--- STORED RECORDS ---

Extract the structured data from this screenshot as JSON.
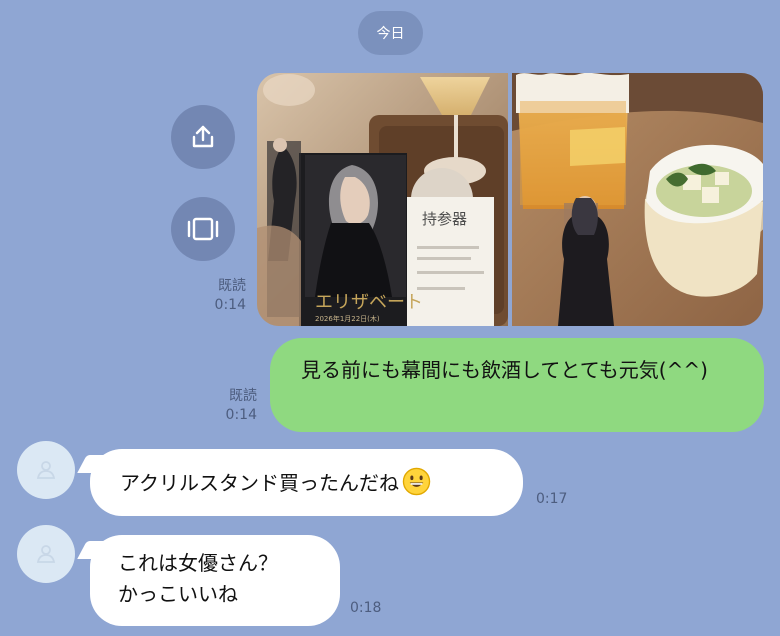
{
  "date_separator": "今日",
  "colors": {
    "background": "#8fa6d3",
    "outgoing_bubble": "#8fd980",
    "incoming_bubble": "#ffffff",
    "meta_text": "#4d5d7f"
  },
  "actions": {
    "share_icon": "share-icon",
    "viewer_icon": "album-viewer-icon"
  },
  "messages": {
    "photo_read": "既読",
    "photo_time": "0:14",
    "outgoing_text": "見る前にも幕間にも飲酒してとても元気(^^)",
    "outgoing_read": "既読",
    "outgoing_time": "0:14",
    "incoming_1_text": "アクリルスタンド買ったんだね",
    "incoming_1_emoji": "grinning-face-emoji",
    "incoming_1_time": "0:17",
    "incoming_2_text": "これは女優さん？\nかっこいいね",
    "incoming_2_time": "0:18"
  },
  "photos": {
    "program_title_text": "エリザベート",
    "ticket_heading": "持参器",
    "program_date": "2026年1月22日(木)"
  }
}
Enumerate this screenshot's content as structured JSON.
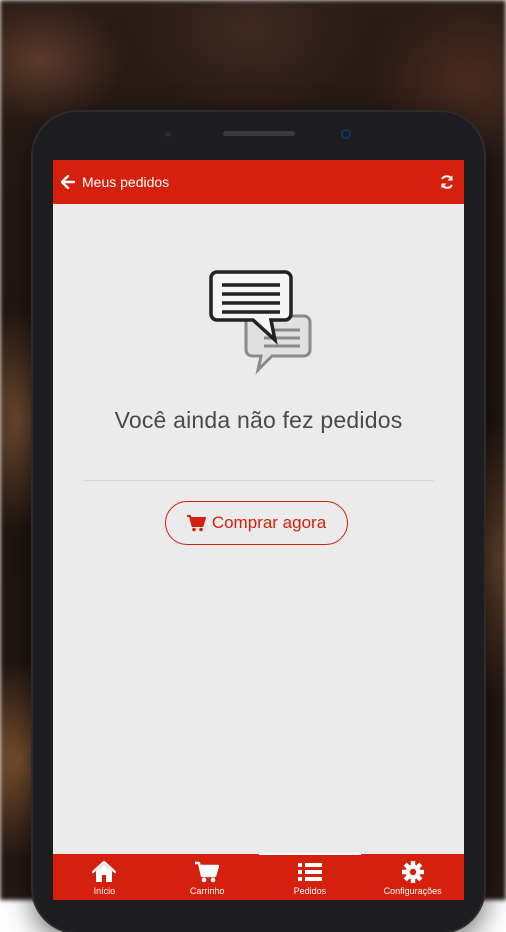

---

GOAL -
Quote the listing above in full, except for the pictures.

ANSWER TO THE EXERCISE -
Extract the structured data from this screenshot as JSON.
{
  "date_separator": "今日",
  "colors": {
    "background": "#8fa6d3",
    "outgoing_bubble": "#8fd980",
    "incoming_bubble": "#ffffff",
    "meta_text": "#4d5d7f"
  },
  "actions": {
    "share_icon": "share-icon",
    "viewer_icon": "album-viewer-icon"
  },
  "messages": {
    "photo_read": "既読",
    "photo_time": "0:14",
    "outgoing_text": "見る前にも幕間にも飲酒してとても元気(^^)",
    "outgoing_read": "既読",
    "outgoing_time": "0:14",
    "incoming_1_text": "アクリルスタンド買ったんだね",
    "incoming_1_emoji": "grinning-face-emoji",
    "incoming_1_time": "0:17",
    "incoming_2_text": "これは女優さん？\nかっこいいね",
    "incoming_2_time": "0:18"
  },
  "photos": {
    "program_title_text": "エリザベート",
    "ticket_heading": "持参器",
    "program_date": "2026年1月22日(木)"
  }
}
Enumerate this screenshot's content as structured JSON.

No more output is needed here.